- Problem to solve:
In the entries below, find every line holding the string "lower" and collect it.
** BEGIN Records supplied **
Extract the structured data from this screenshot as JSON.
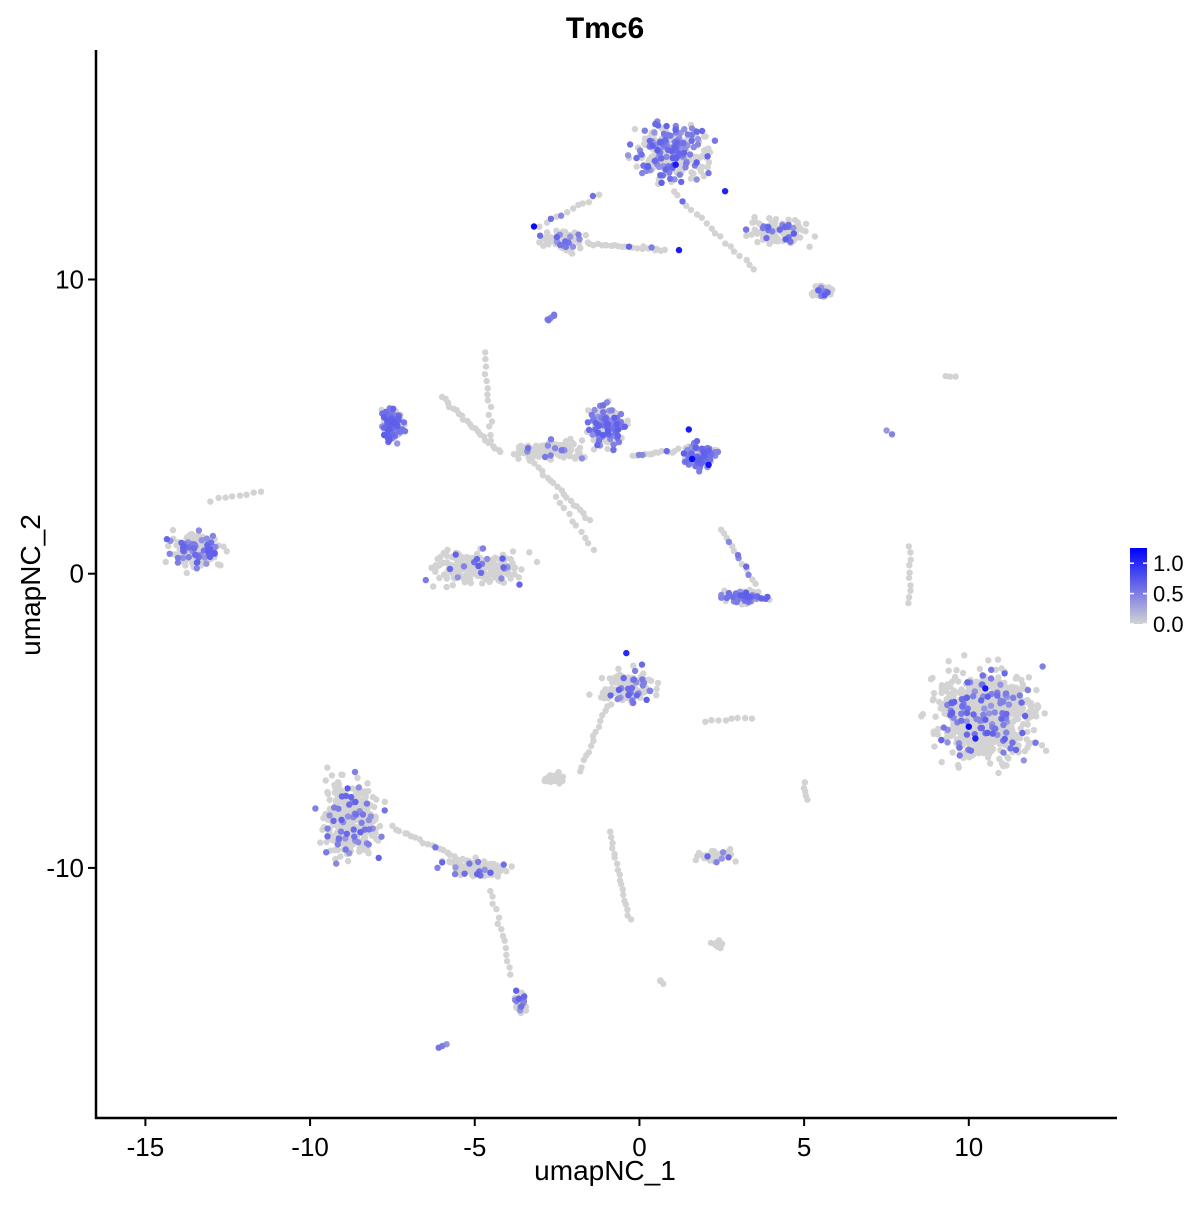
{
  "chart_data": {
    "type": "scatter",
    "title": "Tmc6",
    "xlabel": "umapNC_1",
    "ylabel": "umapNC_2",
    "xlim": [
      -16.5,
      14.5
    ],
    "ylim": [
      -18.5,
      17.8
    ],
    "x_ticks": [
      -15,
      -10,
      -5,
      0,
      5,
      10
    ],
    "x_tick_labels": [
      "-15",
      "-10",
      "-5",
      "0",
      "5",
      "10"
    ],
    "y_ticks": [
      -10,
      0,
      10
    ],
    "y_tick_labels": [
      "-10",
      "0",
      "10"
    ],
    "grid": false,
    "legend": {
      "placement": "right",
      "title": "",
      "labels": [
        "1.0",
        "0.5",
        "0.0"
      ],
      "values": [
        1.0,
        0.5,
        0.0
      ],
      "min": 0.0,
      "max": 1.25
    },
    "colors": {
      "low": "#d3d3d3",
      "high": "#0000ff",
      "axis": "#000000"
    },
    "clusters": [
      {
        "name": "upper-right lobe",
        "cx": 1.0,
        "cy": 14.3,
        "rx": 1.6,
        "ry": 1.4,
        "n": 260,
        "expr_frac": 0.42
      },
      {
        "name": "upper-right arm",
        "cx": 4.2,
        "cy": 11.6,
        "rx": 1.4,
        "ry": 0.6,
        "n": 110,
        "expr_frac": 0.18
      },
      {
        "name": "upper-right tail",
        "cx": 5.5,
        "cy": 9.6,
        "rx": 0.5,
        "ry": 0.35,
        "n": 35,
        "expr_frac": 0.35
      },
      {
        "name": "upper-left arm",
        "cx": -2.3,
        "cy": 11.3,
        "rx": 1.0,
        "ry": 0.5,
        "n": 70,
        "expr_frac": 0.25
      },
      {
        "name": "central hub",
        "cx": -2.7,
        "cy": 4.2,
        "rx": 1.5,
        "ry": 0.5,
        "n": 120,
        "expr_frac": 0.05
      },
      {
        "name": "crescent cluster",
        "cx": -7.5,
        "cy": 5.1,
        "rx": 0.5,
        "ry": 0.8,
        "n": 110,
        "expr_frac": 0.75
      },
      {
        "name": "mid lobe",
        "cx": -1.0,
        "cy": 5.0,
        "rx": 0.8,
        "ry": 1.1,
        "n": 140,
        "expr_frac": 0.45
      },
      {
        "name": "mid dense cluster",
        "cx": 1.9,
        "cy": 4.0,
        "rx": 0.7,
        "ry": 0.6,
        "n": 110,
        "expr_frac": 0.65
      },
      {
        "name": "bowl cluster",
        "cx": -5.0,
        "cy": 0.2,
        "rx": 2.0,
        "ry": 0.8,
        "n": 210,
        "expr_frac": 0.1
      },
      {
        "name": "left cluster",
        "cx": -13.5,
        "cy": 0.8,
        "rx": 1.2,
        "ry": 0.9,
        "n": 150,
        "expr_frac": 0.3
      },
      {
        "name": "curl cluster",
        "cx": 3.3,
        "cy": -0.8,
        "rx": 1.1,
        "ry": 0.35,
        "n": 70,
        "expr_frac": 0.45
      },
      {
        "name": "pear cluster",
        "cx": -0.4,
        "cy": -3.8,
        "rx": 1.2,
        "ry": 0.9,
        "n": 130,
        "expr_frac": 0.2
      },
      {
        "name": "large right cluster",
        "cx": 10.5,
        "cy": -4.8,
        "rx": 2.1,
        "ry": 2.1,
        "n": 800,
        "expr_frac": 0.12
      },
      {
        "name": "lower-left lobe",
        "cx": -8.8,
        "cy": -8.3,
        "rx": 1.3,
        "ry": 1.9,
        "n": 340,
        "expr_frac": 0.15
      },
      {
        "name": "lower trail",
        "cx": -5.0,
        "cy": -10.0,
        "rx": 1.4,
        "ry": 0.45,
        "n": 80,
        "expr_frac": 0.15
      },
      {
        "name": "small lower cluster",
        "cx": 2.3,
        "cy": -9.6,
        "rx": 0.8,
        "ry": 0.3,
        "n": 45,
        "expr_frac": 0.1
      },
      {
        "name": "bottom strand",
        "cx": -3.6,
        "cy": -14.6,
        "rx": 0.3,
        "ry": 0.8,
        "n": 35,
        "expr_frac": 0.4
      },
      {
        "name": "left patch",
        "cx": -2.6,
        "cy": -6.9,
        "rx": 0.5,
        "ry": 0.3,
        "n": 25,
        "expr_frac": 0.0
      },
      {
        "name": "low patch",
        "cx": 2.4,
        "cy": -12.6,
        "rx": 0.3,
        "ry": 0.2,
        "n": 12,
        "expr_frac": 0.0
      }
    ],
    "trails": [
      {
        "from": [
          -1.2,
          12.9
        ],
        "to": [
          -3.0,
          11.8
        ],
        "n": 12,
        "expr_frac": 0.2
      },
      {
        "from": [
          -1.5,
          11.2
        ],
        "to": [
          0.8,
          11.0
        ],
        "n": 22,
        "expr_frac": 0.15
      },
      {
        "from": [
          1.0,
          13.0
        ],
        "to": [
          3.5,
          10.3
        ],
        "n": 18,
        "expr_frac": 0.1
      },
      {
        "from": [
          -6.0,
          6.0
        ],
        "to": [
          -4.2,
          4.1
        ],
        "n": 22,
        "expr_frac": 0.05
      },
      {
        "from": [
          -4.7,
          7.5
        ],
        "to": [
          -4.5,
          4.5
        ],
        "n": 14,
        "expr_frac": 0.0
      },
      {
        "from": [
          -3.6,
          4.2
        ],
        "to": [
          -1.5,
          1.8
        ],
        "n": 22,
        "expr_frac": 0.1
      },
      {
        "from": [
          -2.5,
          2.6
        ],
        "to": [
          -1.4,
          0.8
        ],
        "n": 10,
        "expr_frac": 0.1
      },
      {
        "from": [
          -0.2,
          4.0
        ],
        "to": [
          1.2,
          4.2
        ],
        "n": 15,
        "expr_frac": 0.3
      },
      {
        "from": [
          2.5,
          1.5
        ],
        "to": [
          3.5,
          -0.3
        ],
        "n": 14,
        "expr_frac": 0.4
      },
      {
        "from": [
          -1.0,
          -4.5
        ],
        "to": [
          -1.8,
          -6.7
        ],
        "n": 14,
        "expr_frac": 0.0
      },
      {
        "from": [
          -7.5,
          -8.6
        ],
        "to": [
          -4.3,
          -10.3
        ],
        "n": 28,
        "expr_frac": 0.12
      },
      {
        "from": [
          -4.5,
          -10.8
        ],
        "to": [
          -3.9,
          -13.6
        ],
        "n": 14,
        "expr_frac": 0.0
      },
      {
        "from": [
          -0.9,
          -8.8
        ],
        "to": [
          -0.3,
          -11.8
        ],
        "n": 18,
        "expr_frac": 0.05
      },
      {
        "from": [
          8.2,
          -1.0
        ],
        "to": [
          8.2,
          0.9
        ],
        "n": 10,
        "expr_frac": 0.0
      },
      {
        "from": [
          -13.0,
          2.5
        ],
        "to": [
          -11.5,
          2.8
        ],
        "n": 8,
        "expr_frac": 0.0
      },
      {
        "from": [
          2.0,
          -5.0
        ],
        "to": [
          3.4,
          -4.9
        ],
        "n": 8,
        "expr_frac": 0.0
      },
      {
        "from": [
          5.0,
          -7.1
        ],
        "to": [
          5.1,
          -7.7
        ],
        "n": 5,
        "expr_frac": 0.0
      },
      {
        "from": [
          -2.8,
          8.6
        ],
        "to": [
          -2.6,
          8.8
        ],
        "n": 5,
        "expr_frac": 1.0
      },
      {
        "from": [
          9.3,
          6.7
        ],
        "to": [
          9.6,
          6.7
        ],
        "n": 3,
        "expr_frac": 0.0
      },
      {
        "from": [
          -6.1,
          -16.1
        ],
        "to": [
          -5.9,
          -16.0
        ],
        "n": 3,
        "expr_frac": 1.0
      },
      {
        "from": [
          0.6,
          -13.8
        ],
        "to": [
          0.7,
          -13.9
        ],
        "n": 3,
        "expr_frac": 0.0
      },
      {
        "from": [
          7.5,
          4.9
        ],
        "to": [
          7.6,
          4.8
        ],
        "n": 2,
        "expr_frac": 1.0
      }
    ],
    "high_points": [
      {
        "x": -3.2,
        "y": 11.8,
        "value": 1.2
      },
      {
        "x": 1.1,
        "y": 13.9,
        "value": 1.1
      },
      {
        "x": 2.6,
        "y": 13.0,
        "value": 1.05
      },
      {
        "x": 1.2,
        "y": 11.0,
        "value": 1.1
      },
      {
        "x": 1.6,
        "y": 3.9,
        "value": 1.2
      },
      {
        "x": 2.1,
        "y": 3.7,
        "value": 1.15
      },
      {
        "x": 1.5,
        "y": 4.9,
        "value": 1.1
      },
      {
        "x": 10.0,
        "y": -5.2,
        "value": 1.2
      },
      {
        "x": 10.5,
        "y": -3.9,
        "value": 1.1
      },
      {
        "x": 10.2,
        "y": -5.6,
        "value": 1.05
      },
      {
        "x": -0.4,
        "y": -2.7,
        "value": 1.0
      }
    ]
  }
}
** END Records supplied **
- Answer:
        "name": "lower-left lobe",
        "name": "lower trail",
        "name": "small lower cluster",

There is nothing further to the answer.